→ Job: Check each line of the listing for the string "deaths", then state how many lines have it. Only the number is wanted.

→ Input material:
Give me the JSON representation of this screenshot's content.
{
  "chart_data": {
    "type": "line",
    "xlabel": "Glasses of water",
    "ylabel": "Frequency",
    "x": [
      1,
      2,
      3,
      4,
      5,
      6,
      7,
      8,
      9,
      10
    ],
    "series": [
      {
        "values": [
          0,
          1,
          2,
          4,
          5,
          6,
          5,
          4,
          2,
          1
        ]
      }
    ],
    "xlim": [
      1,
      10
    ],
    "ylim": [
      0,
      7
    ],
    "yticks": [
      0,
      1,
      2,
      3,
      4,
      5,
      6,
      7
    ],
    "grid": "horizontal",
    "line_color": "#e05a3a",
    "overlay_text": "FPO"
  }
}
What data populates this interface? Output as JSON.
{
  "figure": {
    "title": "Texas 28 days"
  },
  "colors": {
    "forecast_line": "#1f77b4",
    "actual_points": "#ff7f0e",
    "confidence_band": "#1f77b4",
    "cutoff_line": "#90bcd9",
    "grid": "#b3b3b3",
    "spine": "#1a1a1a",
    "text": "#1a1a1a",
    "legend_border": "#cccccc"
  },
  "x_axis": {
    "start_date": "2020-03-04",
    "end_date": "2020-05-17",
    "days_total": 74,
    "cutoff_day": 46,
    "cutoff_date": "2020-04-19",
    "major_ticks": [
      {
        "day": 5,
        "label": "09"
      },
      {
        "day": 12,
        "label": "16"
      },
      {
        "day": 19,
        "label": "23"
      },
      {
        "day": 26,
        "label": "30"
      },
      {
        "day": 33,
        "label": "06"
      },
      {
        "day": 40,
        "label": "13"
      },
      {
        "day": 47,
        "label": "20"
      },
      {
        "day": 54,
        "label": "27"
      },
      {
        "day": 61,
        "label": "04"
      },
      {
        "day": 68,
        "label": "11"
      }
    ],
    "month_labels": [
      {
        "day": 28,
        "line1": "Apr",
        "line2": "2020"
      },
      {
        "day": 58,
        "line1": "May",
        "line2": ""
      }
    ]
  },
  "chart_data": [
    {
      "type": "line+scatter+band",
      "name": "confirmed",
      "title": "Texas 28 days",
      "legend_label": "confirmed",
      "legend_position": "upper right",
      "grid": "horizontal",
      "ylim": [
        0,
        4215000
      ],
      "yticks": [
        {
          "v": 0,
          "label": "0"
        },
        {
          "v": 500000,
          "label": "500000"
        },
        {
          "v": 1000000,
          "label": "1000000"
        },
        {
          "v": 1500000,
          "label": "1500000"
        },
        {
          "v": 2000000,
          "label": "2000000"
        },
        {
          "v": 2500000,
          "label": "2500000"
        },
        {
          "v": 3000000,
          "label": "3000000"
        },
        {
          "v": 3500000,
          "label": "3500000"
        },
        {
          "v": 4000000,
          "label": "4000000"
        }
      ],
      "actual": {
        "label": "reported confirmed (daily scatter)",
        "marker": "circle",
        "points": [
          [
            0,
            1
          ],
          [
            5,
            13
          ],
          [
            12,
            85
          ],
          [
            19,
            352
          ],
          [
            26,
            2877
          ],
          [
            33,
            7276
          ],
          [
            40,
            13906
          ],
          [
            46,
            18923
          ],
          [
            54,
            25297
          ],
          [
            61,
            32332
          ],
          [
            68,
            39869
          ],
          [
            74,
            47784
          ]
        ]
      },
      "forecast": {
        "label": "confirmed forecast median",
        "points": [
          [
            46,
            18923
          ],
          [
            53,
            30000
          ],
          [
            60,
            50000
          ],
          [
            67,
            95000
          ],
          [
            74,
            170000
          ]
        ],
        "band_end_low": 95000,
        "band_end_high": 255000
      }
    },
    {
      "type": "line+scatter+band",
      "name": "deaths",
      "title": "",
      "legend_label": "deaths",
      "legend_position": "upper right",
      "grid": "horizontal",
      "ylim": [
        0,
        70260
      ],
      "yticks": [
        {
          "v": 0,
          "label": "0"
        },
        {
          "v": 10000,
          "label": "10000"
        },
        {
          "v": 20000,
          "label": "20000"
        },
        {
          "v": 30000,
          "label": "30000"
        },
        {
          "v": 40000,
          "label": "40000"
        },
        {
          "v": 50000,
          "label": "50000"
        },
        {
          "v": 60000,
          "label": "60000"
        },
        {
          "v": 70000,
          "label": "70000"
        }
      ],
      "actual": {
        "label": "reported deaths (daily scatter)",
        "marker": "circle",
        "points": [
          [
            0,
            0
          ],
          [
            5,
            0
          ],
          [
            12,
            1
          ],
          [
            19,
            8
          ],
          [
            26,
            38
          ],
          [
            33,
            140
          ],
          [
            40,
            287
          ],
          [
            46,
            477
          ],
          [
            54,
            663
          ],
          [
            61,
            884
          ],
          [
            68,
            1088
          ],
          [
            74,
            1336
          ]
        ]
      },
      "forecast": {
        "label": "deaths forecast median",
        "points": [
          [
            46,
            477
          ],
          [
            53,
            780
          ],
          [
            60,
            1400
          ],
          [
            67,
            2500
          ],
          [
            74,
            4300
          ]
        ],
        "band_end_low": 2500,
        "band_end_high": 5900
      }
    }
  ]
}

→ Written solution: 4